DATA FOR PROCESSING →
==========
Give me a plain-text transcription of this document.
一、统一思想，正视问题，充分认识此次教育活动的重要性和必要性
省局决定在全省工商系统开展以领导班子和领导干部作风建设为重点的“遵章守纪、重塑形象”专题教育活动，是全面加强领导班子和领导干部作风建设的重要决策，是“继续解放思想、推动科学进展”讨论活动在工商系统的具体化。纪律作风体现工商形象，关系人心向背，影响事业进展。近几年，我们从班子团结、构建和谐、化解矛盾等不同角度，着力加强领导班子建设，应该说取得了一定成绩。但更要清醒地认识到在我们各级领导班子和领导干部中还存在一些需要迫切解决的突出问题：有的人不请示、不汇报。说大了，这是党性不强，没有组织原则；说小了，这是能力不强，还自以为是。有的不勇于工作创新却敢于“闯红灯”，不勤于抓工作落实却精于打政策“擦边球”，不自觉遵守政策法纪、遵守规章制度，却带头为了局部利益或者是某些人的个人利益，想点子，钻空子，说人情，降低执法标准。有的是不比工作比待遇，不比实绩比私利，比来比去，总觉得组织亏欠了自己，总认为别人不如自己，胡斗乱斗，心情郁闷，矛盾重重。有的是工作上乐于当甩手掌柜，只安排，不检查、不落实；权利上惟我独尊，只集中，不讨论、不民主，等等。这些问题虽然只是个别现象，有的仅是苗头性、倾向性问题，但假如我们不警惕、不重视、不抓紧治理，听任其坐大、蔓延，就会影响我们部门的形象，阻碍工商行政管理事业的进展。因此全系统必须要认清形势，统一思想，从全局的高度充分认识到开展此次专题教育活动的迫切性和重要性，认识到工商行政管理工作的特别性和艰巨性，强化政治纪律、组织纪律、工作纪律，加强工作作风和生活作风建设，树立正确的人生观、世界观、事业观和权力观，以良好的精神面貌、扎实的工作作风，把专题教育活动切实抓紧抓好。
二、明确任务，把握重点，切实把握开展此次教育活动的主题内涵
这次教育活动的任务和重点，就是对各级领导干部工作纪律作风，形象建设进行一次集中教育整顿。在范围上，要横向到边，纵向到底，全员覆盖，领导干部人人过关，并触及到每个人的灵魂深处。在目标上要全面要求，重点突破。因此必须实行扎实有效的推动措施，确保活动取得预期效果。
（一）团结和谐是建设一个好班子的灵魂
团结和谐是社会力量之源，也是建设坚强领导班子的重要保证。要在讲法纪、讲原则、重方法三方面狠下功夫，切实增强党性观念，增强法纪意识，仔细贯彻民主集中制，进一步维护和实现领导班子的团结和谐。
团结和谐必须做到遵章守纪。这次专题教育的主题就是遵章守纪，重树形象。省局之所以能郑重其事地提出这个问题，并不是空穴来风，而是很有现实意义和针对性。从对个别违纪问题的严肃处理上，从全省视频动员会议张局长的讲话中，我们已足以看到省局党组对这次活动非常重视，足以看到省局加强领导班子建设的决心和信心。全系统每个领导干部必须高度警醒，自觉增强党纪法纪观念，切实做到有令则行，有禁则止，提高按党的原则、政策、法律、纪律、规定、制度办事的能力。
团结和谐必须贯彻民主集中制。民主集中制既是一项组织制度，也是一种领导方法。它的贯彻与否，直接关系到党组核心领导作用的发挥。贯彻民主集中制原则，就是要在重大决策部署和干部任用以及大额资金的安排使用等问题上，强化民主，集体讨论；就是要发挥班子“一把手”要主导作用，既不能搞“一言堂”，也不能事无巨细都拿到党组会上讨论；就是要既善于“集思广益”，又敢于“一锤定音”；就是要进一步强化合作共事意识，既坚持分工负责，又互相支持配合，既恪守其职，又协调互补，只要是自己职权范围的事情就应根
==========
PROBLEM DESCRIPTION → Lines containing the word "统一思想" must all be returned from the material above.

EXERCISE OUTPUT →
一、统一思想，正视问题，充分认识此次教育活动的重要性和必要性
省局决定在全省工商系统开展以领导班子和领导干部作风建设为重点的“遵章守纪、重塑形象”专题教育活动，是全面加强领导班子和领导干部作风建设的重要决策，是“继续解放思想、推动科学进展”讨论活动在工商系统的具体化。纪律作风体现工商形象，关系人心向背，影响事业进展。近几年，我们从班子团结、构建和谐、化解矛盾等不同角度，着力加强领导班子建设，应该说取得了一定成绩。但更要清醒地认识到在我们各级领导班子和领导干部中还存在一些需要迫切解决的突出问题：有的人不请示、不汇报。说大了，这是党性不强，没有组织原则；说小了，这是能力不强，还自以为是。有的不勇于工作创新却敢于“闯红灯”，不勤于抓工作落实却精于打政策“擦边球”，不自觉遵守政策法纪、遵守规章制度，却带头为了局部利益或者是某些人的个人利益，想点子，钻空子，说人情，降低执法标准。有的是不比工作比待遇，不比实绩比私利，比来比去，总觉得组织亏欠了自己，总认为别人不如自己，胡斗乱斗，心情郁闷，矛盾重重。有的是工作上乐于当甩手掌柜，只安排，不检查、不落实；权利上惟我独尊，只集中，不讨论、不民主，等等。这些问题虽然只是个别现象，有的仅是苗头性、倾向性问题，但假如我们不警惕、不重视、不抓紧治理，听任其坐大、蔓延，就会影响我们部门的形象，阻碍工商行政管理事业的进展。因此全系统必须要认清形势，统一思想，从全局的高度充分认识到开展此次专题教育活动的迫切性和重要性，认识到工商行政管理工作的特别性和艰巨性，强化政治纪律、组织纪律、工作纪律，加强工作作风和生活作风建设，树立正确的人生观、世界观、事业观和权力观，以良好的精神面貌、扎实的工作作风，把专题教育活动切实抓紧抓好。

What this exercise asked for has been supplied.